Task to complete
Give the listing below again in full, exactly as written.
--- Begin ---
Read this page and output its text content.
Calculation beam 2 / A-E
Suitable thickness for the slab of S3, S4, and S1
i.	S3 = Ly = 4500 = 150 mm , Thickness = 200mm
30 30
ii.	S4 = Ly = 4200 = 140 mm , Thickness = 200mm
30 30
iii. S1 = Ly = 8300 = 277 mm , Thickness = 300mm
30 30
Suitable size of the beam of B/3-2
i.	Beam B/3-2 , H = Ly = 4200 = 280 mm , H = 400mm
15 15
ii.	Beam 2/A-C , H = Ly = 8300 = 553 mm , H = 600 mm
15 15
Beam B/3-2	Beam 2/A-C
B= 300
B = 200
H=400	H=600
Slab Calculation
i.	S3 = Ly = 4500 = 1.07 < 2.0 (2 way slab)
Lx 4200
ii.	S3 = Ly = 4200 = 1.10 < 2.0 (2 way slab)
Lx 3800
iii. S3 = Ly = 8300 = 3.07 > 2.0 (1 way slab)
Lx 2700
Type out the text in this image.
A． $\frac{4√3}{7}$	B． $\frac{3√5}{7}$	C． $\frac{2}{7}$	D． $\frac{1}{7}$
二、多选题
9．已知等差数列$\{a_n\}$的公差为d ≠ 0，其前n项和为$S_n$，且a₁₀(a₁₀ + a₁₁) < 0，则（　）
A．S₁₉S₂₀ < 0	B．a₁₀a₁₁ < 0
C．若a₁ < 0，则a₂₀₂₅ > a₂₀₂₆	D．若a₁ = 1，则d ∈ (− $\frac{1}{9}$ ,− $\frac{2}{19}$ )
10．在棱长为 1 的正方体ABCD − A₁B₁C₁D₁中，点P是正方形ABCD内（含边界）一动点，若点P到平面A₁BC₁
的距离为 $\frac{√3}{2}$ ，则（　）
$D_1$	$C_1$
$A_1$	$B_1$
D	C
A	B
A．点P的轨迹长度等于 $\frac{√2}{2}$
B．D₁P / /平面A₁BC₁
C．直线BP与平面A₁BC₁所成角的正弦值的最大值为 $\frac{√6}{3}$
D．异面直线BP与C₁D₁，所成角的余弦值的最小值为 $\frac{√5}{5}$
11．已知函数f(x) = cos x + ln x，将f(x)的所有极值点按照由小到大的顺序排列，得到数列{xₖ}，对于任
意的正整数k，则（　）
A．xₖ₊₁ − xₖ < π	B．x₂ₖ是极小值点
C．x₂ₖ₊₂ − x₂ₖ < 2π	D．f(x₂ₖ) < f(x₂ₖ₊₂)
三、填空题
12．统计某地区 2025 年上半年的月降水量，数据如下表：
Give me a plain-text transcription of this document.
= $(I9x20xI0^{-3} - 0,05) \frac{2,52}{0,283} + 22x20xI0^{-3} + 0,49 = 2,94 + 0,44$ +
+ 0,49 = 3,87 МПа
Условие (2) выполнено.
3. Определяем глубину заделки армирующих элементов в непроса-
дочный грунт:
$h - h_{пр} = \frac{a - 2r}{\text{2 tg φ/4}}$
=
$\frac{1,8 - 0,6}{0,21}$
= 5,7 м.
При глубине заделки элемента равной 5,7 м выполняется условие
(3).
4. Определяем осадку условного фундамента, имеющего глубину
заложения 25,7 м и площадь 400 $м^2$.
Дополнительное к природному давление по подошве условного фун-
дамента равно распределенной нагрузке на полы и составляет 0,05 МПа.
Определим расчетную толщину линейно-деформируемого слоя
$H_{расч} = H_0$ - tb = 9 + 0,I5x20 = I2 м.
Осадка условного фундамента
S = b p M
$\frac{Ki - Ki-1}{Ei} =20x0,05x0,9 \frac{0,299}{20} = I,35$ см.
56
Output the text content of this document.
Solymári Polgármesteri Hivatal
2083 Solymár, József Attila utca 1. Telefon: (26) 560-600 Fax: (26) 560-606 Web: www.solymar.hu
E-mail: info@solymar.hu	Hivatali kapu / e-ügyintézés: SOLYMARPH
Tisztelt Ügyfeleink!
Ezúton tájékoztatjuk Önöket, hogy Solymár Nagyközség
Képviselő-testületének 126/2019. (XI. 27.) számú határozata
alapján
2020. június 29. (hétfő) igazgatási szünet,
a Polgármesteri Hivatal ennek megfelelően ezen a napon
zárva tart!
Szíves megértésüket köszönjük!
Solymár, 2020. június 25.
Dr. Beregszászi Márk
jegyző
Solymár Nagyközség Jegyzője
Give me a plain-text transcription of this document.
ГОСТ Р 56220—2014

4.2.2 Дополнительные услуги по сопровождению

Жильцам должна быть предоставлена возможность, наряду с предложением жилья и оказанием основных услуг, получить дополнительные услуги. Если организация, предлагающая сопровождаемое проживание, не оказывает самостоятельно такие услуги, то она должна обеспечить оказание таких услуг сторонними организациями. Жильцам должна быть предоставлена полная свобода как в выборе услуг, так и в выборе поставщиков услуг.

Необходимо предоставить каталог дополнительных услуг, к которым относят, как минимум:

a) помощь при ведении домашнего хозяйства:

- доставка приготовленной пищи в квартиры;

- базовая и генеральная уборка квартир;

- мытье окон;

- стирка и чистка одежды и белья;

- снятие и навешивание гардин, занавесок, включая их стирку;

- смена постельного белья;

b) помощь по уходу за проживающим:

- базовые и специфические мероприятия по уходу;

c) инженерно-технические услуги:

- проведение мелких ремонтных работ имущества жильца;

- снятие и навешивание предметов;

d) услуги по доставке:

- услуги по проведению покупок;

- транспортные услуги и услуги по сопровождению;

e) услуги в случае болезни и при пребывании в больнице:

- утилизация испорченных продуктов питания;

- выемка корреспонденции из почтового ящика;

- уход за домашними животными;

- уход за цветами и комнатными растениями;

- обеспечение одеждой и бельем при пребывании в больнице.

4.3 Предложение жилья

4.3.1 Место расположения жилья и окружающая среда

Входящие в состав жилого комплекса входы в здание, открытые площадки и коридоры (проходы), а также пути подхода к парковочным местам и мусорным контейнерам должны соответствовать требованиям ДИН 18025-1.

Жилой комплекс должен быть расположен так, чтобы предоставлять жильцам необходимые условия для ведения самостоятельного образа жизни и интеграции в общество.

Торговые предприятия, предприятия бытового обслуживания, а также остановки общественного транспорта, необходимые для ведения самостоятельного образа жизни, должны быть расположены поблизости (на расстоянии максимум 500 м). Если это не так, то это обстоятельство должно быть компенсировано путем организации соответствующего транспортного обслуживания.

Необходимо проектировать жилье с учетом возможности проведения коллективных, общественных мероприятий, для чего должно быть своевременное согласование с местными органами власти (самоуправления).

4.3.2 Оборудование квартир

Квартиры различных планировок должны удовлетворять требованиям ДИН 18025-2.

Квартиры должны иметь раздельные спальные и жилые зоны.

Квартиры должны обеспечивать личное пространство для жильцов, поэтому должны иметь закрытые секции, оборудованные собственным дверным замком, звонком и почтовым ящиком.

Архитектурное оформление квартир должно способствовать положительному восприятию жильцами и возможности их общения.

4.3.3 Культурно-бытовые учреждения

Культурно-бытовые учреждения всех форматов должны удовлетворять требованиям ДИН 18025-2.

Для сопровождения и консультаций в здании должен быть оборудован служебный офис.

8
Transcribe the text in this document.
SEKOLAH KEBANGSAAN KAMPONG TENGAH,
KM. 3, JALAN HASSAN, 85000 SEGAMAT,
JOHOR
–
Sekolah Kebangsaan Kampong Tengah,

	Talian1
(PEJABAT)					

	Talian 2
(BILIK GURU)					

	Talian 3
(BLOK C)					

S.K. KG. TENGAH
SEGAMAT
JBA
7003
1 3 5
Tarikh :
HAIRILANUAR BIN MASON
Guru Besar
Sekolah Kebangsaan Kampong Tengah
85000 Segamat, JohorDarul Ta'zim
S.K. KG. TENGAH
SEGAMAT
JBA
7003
--- End ---
Response to the task
Read this page and output its text content.
Calculation beam 2 / A-E
Suitable thickness for the slab of S3, S4, and S1
i.	S3 = Ly = 4500 = 150 mm , Thickness = 200mm
30 30
ii.	S4 = Ly = 4200 = 140 mm , Thickness = 200mm
30 30
iii. S1 = Ly = 8300 = 277 mm , Thickness = 300mm
30 30
Suitable size of the beam of B/3-2
i.	Beam B/3-2 , H = Ly = 4200 = 280 mm , H = 400mm
15 15
ii.	Beam 2/A-C , H = Ly = 8300 = 553 mm , H = 600 mm
15 15
Beam B/3-2	Beam 2/A-C
B= 300
B = 200
H=400	H=600
Slab Calculation
i.	S3 = Ly = 4500 = 1.07 < 2.0 (2 way slab)
Lx 4200
ii.	S3 = Ly = 4200 = 1.10 < 2.0 (2 way slab)
Lx 3800
iii. S3 = Ly = 8300 = 3.07 > 2.0 (1 way slab)
Lx 2700
Type out the text in this image.
A． $\frac{4√3}{7}$	B． $\frac{3√5}{7}$	C． $\frac{2}{7}$	D． $\frac{1}{7}$
二、多选题
9．已知等差数列$\{a_n\}$的公差为d ≠ 0，其前n项和为$S_n$，且a₁₀(a₁₀ + a₁₁) < 0，则（　）
A．S₁₉S₂₀ < 0	B．a₁₀a₁₁ < 0
C．若a₁ < 0，则a₂₀₂₅ > a₂₀₂₆	D．若a₁ = 1，则d ∈ (− $\frac{1}{9}$ ,− $\frac{2}{19}$ )
10．在棱长为 1 的正方体ABCD − A₁B₁C₁D₁中，点P是正方形ABCD内（含边界）一动点，若点P到平面A₁BC₁
的距离为 $\frac{√3}{2}$ ，则（　）
$D_1$	$C_1$
$A_1$	$B_1$
D	C
A	B
A．点P的轨迹长度等于 $\frac{√2}{2}$
B．D₁P / /平面A₁BC₁
C．直线BP与平面A₁BC₁所成角的正弦值的最大值为 $\frac{√6}{3}$
D．异面直线BP与C₁D₁，所成角的余弦值的最小值为 $\frac{√5}{5}$
11．已知函数f(x) = cos x + ln x，将f(x)的所有极值点按照由小到大的顺序排列，得到数列{xₖ}，对于任
意的正整数k，则（　）
A．xₖ₊₁ − xₖ < π	B．x₂ₖ是极小值点
C．x₂ₖ₊₂ − x₂ₖ < 2π	D．f(x₂ₖ) < f(x₂ₖ₊₂)
三、填空题
12．统计某地区 2025 年上半年的月降水量，数据如下表：
Give me a plain-text transcription of this document.
= $(I9x20xI0^{-3} - 0,05) \frac{2,52}{0,283} + 22x20xI0^{-3} + 0,49 = 2,94 + 0,44$ +
+ 0,49 = 3,87 МПа
Условие (2) выполнено.
3. Определяем глубину заделки армирующих элементов в непроса-
дочный грунт:
$h - h_{пр} = \frac{a - 2r}{\text{2 tg φ/4}}$
=
$\frac{1,8 - 0,6}{0,21}$
= 5,7 м.
При глубине заделки элемента равной 5,7 м выполняется условие
(3).
4. Определяем осадку условного фундамента, имеющего глубину
заложения 25,7 м и площадь 400 $м^2$.
Дополнительное к природному давление по подошве условного фун-
дамента равно распределенной нагрузке на полы и составляет 0,05 МПа.
Определим расчетную толщину линейно-деформируемого слоя
$H_{расч} = H_0$ - tb = 9 + 0,I5x20 = I2 м.
Осадка условного фундамента
S = b p M
$\frac{Ki - Ki-1}{Ei} =20x0,05x0,9 \frac{0,299}{20} = I,35$ см.
56
Output the text content of this document.
Solymári Polgármesteri Hivatal
2083 Solymár, József Attila utca 1. Telefon: (26) 560-600 Fax: (26) 560-606 Web: www.solymar.hu
E-mail: info@solymar.hu	Hivatali kapu / e-ügyintézés: SOLYMARPH
Tisztelt Ügyfeleink!
Ezúton tájékoztatjuk Önöket, hogy Solymár Nagyközség
Képviselő-testületének 126/2019. (XI. 27.) számú határozata
alapján
2020. június 29. (hétfő) igazgatási szünet,
a Polgármesteri Hivatal ennek megfelelően ezen a napon
zárva tart!
Szíves megértésüket köszönjük!
Solymár, 2020. június 25.
Dr. Beregszászi Márk
jegyző
Solymár Nagyközség Jegyzője
Give me a plain-text transcription of this document.
ГОСТ Р 56220—2014

4.2.2 Дополнительные услуги по сопровождению

Жильцам должна быть предоставлена возможность, наряду с предложением жилья и оказанием основных услуг, получить дополнительные услуги. Если организация, предлагающая сопровождаемое проживание, не оказывает самостоятельно такие услуги, то она должна обеспечить оказание таких услуг сторонними организациями. Жильцам должна быть предоставлена полная свобода как в выборе услуг, так и в выборе поставщиков услуг.

Необходимо предоставить каталог дополнительных услуг, к которым относят, как минимум:

a) помощь при ведении домашнего хозяйства:

- доставка приготовленной пищи в квартиры;

- базовая и генеральная уборка квартир;

- мытье окон;

- стирка и чистка одежды и белья;

- снятие и навешивание гардин, занавесок, включая их стирку;

- смена постельного белья;

b) помощь по уходу за проживающим:

- базовые и специфические мероприятия по уходу;

c) инженерно-технические услуги:

- проведение мелких ремонтных работ имущества жильца;

- снятие и навешивание предметов;

d) услуги по доставке:

- услуги по проведению покупок;

- транспортные услуги и услуги по сопровождению;

e) услуги в случае болезни и при пребывании в больнице:

- утилизация испорченных продуктов питания;

- выемка корреспонденции из почтового ящика;

- уход за домашними животными;

- уход за цветами и комнатными растениями;

- обеспечение одеждой и бельем при пребывании в больнице.

4.3 Предложение жилья

4.3.1 Место расположения жилья и окружающая среда

Входящие в состав жилого комплекса входы в здание, открытые площадки и коридоры (проходы), а также пути подхода к парковочным местам и мусорным контейнерам должны соответствовать требованиям ДИН 18025-1.

Жилой комплекс должен быть расположен так, чтобы предоставлять жильцам необходимые условия для ведения самостоятельного образа жизни и интеграции в общество.

Торговые предприятия, предприятия бытового обслуживания, а также остановки общественного транспорта, необходимые для ведения самостоятельного образа жизни, должны быть расположены поблизости (на расстоянии максимум 500 м). Если это не так, то это обстоятельство должно быть компенсировано путем организации соответствующего транспортного обслуживания.

Необходимо проектировать жилье с учетом возможности проведения коллективных, общественных мероприятий, для чего должно быть своевременное согласование с местными органами власти (самоуправления).

4.3.2 Оборудование квартир

Квартиры различных планировок должны удовлетворять требованиям ДИН 18025-2.

Квартиры должны иметь раздельные спальные и жилые зоны.

Квартиры должны обеспечивать личное пространство для жильцов, поэтому должны иметь закрытые секции, оборудованные собственным дверным замком, звонком и почтовым ящиком.

Архитектурное оформление квартир должно способствовать положительному восприятию жильцами и возможности их общения.

4.3.3 Культурно-бытовые учреждения

Культурно-бытовые учреждения всех форматов должны удовлетворять требованиям ДИН 18025-2.

Для сопровождения и консультаций в здании должен быть оборудован служебный офис.

8
Transcribe the text in this document.
SEKOLAH KEBANGSAAN KAMPONG TENGAH,
KM. 3, JALAN HASSAN, 85000 SEGAMAT,
JOHOR
–
Sekolah Kebangsaan Kampong Tengah,

	Talian1
(PEJABAT)					

	Talian 2
(BILIK GURU)					

	Talian 3
(BLOK C)					

S.K. KG. TENGAH
SEGAMAT
JBA
7003
1 3 5
Tarikh :
HAIRILANUAR BIN MASON
Guru Besar
Sekolah Kebangsaan Kampong Tengah
85000 Segamat, JohorDarul Ta'zim
S.K. KG. TENGAH
SEGAMAT
JBA
7003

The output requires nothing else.